### Provided data
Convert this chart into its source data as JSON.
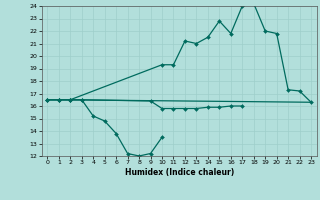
{
  "xlabel": "Humidex (Indice chaleur)",
  "bg_color": "#b2dfdb",
  "line_color": "#006b5e",
  "x_values": [
    0,
    1,
    2,
    3,
    4,
    5,
    6,
    7,
    8,
    9,
    10,
    11,
    12,
    13,
    14,
    15,
    16,
    17,
    18,
    19,
    20,
    21,
    22,
    23
  ],
  "series_zigzag": [
    16.5,
    16.5,
    16.5,
    16.5,
    15.2,
    14.8,
    13.8,
    12.2,
    12.0,
    12.2,
    13.5,
    null,
    null,
    null,
    null,
    null,
    null,
    null,
    null,
    null,
    null,
    null,
    null,
    null
  ],
  "series_low_flat": [
    16.5,
    16.5,
    16.5,
    16.5,
    null,
    null,
    null,
    null,
    null,
    16.4,
    15.8,
    15.8,
    15.8,
    15.8,
    15.9,
    15.9,
    16.0,
    16.0,
    null,
    null,
    null,
    null,
    null,
    null
  ],
  "series_main": [
    16.5,
    16.5,
    16.5,
    null,
    null,
    null,
    null,
    null,
    null,
    null,
    19.3,
    19.3,
    21.2,
    21.0,
    21.5,
    22.8,
    21.8,
    24.0,
    24.2,
    22.0,
    21.8,
    17.3,
    17.2,
    16.3
  ],
  "series_straight": [
    16.5,
    16.5,
    null,
    null,
    null,
    null,
    null,
    null,
    null,
    null,
    null,
    null,
    null,
    null,
    null,
    null,
    null,
    null,
    null,
    null,
    null,
    null,
    null,
    16.3
  ],
  "ylim": [
    12,
    24
  ],
  "yticks": [
    12,
    13,
    14,
    15,
    16,
    17,
    18,
    19,
    20,
    21,
    22,
    23,
    24
  ],
  "xlim": [
    -0.5,
    23.5
  ]
}
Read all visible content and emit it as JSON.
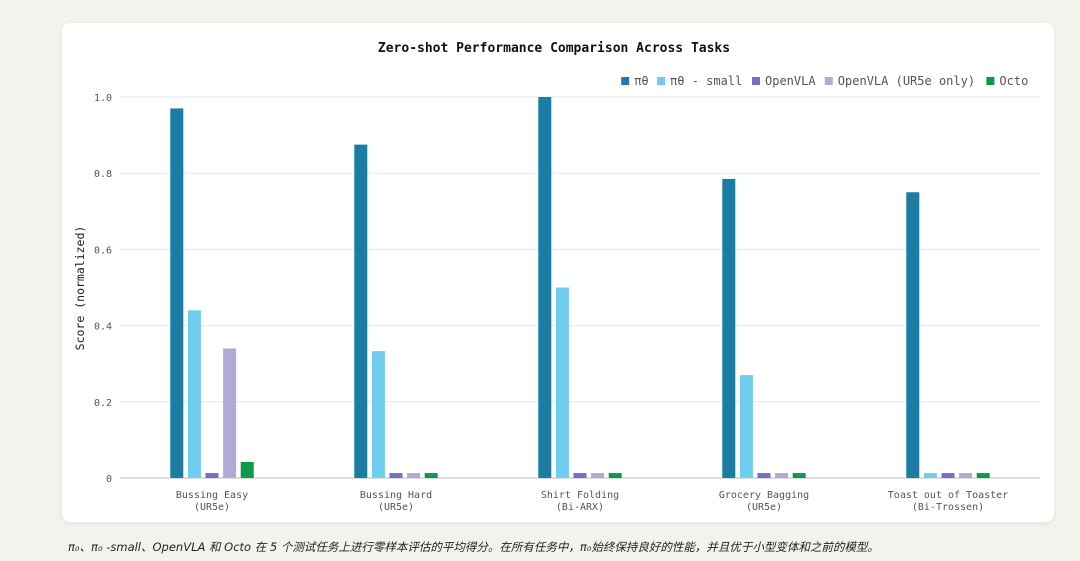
{
  "chart_data": {
    "type": "bar",
    "title": "Zero-shot Performance Comparison Across Tasks",
    "xlabel": "",
    "ylabel": "Score (normalized)",
    "ylim": [
      0,
      1.0
    ],
    "yticks": [
      "0",
      "0.2",
      "0.4",
      "0.6",
      "0.8",
      "1.0"
    ],
    "grid": true,
    "legend_position": "top-right",
    "categories": [
      [
        "Bussing Easy",
        "(UR5e)"
      ],
      [
        "Bussing Hard",
        "(UR5e)"
      ],
      [
        "Shirt Folding",
        "(Bi-ARX)"
      ],
      [
        "Grocery Bagging",
        "(UR5e)"
      ],
      [
        "Toast out of Toaster",
        "(Bi-Trossen)"
      ]
    ],
    "series": [
      {
        "name": "πθ",
        "color": "#1b7ca4",
        "values": [
          0.97,
          0.875,
          1.0,
          0.785,
          0.75
        ]
      },
      {
        "name": "πθ - small",
        "color": "#6fcdee",
        "values": [
          0.44,
          0.333,
          0.5,
          0.27,
          0.013
        ]
      },
      {
        "name": "OpenVLA",
        "color": "#7a6ccb",
        "values": [
          0.013,
          0.013,
          0.013,
          0.013,
          0.013
        ]
      },
      {
        "name": "OpenVLA (UR5e only)",
        "color": "#b2a9d8",
        "values": [
          0.34,
          0.013,
          0.013,
          0.013,
          0.013
        ]
      },
      {
        "name": "Octo",
        "color": "#0c9a4a",
        "values": [
          0.042,
          0.013,
          0.013,
          0.013,
          0.013
        ]
      }
    ]
  },
  "caption": "π₀、π₀ -small、OpenVLA 和 Octo 在 5 个测试任务上进行零样本评估的平均得分。在所有任务中，π₀始终保持良好的性能，并且优于小型变体和之前的模型。"
}
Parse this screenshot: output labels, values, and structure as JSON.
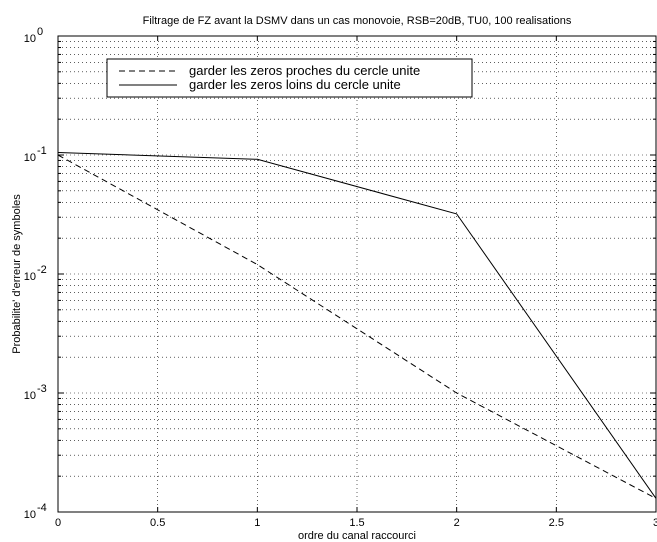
{
  "chart_data": {
    "type": "line",
    "title": "Filtrage de FZ avant la DSMV dans un cas monovoie, RSB=20dB, TU0, 100 realisations",
    "xlabel": "ordre du canal raccourci",
    "ylabel": "Probabilite' d'erreur de symboles",
    "xlim": [
      0,
      3
    ],
    "ylim": [
      0.0001,
      1
    ],
    "yscale": "log",
    "grid": true,
    "legend_position": "top-left",
    "x_ticks": [
      0,
      0.5,
      1,
      1.5,
      2,
      2.5,
      3
    ],
    "x_tick_labels": [
      "0",
      "0.5",
      "1",
      "1.5",
      "2",
      "2.5",
      "3"
    ],
    "y_tick_labels": [
      {
        "base": "10",
        "exp": "-4",
        "value": 0.0001
      },
      {
        "base": "10",
        "exp": "-3",
        "value": 0.001
      },
      {
        "base": "10",
        "exp": "-2",
        "value": 0.01
      },
      {
        "base": "10",
        "exp": "-1",
        "value": 0.1
      },
      {
        "base": "10",
        "exp": "0",
        "value": 1
      }
    ],
    "x": [
      0,
      1,
      2,
      3
    ],
    "series": [
      {
        "name": "garder les zeros proches du cercle unite",
        "style": "dashed",
        "color": "#000000",
        "values": [
          0.1,
          0.012,
          0.001,
          0.00013
        ]
      },
      {
        "name": "garder les zeros loins du cercle unite",
        "style": "solid",
        "color": "#000000",
        "values": [
          0.105,
          0.092,
          0.032,
          0.00013
        ]
      }
    ]
  }
}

### Exercise objective
Look for the word "zeros" in every line of the listing and copy the lines that have it.

### Exercise result
        "name": "garder les zeros proches du cercle unite",
        "name": "garder les zeros loins du cercle unite",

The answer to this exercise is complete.